>> start Records provided

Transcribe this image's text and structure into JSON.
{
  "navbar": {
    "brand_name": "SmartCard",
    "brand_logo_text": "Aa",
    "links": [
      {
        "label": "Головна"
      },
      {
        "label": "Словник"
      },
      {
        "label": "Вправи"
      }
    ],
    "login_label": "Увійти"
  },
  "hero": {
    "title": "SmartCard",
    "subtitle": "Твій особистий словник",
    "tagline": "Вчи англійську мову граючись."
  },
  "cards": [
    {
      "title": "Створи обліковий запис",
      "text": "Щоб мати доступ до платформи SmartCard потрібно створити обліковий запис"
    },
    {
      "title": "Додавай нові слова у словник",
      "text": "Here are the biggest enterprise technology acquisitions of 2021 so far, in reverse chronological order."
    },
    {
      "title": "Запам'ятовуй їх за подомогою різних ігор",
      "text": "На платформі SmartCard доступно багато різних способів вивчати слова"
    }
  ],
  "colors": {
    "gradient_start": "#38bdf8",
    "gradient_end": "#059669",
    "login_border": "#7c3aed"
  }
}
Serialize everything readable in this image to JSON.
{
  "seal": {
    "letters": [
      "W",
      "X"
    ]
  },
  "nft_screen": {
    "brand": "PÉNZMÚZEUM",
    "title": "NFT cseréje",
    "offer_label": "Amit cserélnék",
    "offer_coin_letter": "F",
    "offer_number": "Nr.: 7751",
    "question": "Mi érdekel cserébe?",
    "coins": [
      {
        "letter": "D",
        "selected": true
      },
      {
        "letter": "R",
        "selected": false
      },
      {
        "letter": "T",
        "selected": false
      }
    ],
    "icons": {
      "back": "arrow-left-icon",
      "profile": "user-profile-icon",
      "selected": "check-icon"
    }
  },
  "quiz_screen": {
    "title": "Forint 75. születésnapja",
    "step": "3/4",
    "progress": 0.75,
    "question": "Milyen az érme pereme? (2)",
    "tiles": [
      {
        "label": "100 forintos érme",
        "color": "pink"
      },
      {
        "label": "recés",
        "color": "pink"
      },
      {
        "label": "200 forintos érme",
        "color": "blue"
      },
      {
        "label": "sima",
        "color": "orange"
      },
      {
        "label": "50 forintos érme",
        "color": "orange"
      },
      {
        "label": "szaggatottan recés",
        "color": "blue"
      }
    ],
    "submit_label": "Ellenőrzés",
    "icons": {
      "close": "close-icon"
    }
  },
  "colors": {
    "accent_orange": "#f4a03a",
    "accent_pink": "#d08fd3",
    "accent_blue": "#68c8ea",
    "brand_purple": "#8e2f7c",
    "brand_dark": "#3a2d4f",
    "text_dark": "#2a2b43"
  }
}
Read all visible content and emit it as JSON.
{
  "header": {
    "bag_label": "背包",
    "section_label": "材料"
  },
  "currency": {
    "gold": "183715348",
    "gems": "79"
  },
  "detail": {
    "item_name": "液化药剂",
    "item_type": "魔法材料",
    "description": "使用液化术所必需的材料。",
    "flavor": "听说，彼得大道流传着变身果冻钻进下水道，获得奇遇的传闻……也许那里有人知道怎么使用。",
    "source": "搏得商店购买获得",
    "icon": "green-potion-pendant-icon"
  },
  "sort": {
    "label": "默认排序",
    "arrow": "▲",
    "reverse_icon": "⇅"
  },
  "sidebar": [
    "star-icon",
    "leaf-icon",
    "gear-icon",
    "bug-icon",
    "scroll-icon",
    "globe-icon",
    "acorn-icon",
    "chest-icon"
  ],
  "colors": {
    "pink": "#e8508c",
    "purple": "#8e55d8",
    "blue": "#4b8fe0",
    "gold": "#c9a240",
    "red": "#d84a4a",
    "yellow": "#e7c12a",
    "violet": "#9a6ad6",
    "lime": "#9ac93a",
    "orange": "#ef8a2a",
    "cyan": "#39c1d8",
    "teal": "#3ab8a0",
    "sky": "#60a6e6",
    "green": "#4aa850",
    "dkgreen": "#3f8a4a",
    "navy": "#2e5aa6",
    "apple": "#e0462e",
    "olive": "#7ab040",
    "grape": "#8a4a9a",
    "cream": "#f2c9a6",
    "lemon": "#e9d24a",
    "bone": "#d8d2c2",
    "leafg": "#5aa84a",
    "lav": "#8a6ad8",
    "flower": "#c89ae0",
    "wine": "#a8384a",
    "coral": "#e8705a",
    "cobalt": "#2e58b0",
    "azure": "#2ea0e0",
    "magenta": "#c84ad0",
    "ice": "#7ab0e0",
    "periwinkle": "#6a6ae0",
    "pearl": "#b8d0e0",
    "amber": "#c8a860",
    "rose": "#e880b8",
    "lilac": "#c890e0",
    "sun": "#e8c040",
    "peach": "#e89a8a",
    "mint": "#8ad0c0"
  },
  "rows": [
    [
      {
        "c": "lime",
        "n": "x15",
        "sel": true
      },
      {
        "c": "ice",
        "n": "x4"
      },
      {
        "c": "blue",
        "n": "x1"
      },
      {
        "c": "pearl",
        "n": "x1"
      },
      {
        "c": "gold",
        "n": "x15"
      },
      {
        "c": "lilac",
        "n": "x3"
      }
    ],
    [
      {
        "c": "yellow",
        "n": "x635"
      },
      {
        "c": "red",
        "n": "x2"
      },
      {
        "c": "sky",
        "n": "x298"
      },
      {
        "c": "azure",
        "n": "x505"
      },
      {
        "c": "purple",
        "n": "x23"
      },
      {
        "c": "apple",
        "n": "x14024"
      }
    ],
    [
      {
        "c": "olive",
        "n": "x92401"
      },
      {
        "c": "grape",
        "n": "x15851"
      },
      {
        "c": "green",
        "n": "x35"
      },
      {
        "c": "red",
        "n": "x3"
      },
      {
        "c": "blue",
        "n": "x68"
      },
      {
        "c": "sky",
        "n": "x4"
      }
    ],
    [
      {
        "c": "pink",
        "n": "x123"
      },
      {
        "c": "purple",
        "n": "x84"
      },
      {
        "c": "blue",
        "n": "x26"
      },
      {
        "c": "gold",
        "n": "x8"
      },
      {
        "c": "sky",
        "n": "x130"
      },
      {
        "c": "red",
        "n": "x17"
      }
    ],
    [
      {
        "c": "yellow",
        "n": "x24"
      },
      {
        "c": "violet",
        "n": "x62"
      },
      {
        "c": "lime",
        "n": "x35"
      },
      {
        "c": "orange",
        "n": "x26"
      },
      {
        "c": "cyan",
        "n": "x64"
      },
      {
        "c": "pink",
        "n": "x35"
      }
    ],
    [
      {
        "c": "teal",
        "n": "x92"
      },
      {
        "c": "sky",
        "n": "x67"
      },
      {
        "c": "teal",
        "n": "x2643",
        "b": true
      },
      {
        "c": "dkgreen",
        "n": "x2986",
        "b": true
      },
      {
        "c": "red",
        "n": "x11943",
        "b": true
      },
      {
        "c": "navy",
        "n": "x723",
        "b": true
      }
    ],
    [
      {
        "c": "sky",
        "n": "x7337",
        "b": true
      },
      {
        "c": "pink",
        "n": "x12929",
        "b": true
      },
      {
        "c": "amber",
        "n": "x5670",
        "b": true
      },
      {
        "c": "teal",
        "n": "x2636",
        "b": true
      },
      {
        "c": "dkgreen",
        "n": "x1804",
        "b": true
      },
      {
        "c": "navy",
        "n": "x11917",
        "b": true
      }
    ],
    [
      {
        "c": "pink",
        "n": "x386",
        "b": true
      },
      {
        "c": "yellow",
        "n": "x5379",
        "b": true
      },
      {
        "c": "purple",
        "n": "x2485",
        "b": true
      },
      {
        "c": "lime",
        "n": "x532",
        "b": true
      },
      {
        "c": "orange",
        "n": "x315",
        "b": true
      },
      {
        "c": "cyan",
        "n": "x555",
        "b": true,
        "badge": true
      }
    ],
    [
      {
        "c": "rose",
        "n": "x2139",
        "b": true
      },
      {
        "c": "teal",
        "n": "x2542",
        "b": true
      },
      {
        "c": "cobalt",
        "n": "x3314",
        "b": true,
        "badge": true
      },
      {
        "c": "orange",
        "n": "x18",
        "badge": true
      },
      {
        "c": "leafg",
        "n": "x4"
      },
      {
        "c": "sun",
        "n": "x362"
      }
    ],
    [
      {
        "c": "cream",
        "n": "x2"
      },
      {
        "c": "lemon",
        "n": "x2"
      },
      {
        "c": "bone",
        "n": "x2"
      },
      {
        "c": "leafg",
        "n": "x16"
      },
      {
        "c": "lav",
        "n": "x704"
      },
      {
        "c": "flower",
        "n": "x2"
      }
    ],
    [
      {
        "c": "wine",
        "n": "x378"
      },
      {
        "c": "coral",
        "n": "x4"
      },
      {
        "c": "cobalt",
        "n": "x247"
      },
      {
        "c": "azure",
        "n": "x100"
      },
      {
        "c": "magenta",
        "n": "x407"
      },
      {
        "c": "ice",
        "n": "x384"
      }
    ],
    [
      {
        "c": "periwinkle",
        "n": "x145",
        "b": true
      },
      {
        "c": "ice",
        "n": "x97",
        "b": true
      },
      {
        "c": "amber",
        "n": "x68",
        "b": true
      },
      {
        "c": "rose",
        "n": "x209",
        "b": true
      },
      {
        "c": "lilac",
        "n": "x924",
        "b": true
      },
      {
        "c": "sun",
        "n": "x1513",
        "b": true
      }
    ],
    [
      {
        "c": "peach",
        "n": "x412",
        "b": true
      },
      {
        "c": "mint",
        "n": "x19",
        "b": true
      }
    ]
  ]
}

>> end Records provided

-- Prompt --
Report how many lines contain "слова". Give nothing but the number.

-- Result of the task --
2